DIRECTIONS:
Where a line below holds the string "name", copy that line.

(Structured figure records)
===============

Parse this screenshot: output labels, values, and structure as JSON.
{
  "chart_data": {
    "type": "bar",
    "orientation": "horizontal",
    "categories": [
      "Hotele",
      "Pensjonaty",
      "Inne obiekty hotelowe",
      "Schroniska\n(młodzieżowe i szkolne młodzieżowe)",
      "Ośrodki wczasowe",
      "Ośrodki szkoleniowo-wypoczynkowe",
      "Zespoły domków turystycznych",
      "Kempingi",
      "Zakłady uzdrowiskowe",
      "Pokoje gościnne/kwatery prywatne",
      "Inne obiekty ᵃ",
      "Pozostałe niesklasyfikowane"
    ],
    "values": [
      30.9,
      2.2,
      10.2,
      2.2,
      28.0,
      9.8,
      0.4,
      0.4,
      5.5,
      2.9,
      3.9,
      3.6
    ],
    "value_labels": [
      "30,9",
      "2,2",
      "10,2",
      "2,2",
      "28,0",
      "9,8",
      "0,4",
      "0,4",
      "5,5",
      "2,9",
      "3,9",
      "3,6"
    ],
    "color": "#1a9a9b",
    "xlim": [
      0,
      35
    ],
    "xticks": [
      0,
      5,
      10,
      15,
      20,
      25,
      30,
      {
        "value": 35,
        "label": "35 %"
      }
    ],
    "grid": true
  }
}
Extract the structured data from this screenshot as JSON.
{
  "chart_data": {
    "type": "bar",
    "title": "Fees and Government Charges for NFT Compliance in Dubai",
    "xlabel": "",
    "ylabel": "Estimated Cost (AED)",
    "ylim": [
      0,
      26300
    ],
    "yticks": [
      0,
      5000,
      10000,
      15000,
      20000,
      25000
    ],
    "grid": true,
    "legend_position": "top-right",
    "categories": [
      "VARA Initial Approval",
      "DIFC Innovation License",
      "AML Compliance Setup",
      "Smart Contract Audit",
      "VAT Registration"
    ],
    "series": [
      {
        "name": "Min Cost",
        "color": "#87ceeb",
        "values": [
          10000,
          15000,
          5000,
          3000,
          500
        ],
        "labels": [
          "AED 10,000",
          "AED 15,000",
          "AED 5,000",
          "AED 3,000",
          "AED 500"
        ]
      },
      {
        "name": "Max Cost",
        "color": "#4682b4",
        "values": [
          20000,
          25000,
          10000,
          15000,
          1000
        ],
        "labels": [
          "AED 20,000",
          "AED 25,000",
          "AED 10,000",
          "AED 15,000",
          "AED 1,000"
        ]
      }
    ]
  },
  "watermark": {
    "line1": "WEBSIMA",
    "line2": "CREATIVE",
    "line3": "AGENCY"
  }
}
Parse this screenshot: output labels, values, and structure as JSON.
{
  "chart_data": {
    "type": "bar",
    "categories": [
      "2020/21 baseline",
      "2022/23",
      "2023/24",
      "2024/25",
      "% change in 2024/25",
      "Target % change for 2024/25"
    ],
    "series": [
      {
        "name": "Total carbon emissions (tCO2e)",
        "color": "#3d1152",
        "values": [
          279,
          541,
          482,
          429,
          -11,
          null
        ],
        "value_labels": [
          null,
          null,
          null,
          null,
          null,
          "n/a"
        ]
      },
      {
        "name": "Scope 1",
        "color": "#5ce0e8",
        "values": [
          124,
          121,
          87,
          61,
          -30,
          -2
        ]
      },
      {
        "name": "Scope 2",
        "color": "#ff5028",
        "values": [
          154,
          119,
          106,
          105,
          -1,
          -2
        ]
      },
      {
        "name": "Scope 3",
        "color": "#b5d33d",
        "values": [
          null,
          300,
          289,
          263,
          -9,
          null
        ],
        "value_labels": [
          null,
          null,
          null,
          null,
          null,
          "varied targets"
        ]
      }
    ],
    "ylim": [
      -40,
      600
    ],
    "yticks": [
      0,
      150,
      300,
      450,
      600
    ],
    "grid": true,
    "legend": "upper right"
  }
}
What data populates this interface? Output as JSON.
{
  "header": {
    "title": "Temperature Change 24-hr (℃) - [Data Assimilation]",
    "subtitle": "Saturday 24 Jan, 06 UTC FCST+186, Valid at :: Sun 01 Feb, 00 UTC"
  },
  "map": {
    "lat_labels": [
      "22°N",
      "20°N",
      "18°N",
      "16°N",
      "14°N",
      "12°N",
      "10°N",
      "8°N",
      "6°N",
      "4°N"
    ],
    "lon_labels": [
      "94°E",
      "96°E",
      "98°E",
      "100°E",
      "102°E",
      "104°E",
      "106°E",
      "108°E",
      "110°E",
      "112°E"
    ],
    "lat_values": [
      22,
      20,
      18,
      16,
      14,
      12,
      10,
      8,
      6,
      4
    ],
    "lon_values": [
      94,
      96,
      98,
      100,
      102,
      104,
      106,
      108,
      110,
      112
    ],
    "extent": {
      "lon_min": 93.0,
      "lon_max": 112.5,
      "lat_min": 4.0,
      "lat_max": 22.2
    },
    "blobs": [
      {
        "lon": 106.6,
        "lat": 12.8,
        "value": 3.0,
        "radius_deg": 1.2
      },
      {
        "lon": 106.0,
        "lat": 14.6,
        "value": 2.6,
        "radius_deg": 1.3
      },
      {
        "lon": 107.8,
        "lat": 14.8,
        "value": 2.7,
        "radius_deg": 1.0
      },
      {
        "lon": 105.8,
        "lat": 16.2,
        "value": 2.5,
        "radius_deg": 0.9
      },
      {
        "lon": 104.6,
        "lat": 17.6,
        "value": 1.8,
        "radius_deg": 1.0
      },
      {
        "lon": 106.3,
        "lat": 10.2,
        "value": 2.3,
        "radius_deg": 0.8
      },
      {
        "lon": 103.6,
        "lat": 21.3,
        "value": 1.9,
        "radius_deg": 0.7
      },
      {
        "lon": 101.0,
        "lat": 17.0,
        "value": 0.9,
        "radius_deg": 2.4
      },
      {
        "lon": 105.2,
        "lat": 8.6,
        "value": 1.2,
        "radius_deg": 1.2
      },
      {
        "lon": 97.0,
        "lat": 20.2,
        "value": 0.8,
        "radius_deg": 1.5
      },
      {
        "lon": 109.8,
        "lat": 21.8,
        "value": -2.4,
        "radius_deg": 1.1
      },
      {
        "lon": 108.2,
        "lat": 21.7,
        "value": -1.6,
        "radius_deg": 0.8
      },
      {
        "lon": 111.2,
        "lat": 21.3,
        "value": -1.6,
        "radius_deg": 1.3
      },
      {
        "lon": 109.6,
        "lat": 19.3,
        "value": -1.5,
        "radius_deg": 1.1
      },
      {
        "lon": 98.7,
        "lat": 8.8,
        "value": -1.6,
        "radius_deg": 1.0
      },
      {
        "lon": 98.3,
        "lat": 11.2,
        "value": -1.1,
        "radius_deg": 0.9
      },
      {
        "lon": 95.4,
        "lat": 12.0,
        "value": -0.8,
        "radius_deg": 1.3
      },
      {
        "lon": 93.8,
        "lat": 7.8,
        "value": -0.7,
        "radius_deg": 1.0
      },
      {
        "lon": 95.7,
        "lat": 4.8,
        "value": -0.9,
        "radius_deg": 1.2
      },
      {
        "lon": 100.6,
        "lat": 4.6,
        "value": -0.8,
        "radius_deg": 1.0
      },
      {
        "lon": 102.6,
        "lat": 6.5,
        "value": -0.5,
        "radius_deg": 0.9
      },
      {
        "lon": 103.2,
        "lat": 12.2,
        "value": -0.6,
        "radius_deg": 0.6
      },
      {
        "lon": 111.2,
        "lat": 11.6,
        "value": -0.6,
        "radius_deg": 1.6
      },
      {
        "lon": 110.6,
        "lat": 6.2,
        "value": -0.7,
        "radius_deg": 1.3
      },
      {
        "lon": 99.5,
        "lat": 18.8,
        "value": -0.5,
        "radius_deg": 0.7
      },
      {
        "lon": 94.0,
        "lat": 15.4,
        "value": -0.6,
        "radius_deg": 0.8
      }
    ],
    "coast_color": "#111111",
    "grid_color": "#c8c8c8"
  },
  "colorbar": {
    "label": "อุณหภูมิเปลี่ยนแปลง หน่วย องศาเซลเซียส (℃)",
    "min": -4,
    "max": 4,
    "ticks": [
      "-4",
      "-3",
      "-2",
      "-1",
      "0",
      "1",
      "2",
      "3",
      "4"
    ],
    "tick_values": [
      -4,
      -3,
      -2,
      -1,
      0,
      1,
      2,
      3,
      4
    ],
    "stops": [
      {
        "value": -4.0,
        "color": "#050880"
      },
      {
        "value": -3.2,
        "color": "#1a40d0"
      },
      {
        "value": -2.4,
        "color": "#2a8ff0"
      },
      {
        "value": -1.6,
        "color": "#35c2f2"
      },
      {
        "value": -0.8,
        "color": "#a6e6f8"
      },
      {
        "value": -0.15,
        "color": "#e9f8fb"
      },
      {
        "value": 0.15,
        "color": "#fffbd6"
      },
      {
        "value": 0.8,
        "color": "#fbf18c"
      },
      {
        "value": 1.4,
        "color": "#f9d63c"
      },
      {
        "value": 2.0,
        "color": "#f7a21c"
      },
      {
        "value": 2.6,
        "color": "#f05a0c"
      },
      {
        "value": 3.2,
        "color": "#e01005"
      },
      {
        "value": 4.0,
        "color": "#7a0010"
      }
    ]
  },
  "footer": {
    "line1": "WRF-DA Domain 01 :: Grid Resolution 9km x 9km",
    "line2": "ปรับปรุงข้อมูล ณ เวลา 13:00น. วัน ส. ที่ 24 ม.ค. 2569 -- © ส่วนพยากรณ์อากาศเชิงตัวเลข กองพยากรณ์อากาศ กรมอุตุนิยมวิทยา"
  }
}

===============

RESULT OF THE TASK:
        "name": "Min Cost",
        "name": "Max Cost",
        "name": "Total carbon emissions (tCO2e)",
        "name": "Scope 1",
        "name": "Scope 2",
        "name": "Scope 3",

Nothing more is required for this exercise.